:: Exercise prompt ::
Track down every line below that holds "color" and copy it.

:: Records for the exercise ::

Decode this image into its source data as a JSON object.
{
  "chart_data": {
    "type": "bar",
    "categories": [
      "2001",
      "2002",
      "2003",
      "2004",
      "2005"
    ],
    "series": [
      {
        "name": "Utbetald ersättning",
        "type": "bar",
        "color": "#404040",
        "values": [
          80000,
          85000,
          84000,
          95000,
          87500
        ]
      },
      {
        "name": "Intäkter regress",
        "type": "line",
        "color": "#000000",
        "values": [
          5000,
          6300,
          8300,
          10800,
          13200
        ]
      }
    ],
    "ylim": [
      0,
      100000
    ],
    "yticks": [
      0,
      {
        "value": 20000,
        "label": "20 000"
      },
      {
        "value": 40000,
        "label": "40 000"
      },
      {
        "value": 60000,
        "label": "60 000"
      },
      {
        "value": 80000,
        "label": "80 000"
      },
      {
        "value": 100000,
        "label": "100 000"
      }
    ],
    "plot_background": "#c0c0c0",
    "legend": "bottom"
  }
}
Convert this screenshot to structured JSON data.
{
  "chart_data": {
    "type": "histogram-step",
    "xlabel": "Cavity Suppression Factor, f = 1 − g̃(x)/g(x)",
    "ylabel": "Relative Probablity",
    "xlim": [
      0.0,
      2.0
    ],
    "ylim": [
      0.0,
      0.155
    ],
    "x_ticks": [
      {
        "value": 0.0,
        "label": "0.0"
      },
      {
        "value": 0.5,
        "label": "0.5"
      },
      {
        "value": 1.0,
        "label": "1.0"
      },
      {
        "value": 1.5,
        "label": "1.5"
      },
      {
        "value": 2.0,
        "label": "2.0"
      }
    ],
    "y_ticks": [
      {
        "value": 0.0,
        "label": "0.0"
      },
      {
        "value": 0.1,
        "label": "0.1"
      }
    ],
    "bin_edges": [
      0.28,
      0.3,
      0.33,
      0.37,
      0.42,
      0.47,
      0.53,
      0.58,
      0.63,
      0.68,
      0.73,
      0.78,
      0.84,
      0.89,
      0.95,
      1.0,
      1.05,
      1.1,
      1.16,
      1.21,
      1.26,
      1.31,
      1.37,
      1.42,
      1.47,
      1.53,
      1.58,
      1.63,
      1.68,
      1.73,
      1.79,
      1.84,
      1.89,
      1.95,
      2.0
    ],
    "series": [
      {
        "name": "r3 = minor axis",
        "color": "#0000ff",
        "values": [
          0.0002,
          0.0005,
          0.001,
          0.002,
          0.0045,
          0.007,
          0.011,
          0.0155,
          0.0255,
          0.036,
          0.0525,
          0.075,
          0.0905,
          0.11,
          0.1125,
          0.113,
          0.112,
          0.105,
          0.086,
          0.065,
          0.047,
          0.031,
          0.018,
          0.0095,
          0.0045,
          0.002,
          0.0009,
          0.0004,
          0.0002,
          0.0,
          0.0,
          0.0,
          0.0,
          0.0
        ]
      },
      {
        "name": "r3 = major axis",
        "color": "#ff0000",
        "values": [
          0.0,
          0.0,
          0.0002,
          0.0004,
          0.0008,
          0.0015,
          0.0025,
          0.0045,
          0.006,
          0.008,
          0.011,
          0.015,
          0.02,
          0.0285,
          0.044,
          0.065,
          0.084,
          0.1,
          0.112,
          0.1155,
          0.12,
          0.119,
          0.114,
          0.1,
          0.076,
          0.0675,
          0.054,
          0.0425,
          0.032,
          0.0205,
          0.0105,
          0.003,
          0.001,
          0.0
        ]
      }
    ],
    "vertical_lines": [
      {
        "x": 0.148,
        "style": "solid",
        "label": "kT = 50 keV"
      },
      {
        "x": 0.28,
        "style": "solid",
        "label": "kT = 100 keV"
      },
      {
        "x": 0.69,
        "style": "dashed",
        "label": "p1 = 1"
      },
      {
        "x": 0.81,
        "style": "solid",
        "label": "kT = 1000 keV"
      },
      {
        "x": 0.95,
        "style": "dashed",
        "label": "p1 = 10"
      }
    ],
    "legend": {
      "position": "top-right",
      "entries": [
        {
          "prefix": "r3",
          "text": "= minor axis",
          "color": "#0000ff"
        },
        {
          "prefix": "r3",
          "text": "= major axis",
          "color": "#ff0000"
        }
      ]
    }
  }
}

:: The output ::
        "color": "#404040",
        "color": "#000000",
        "color": "#0000ff",
        "color": "#ff0000",
          "color": "#0000ff"
          "color": "#ff0000"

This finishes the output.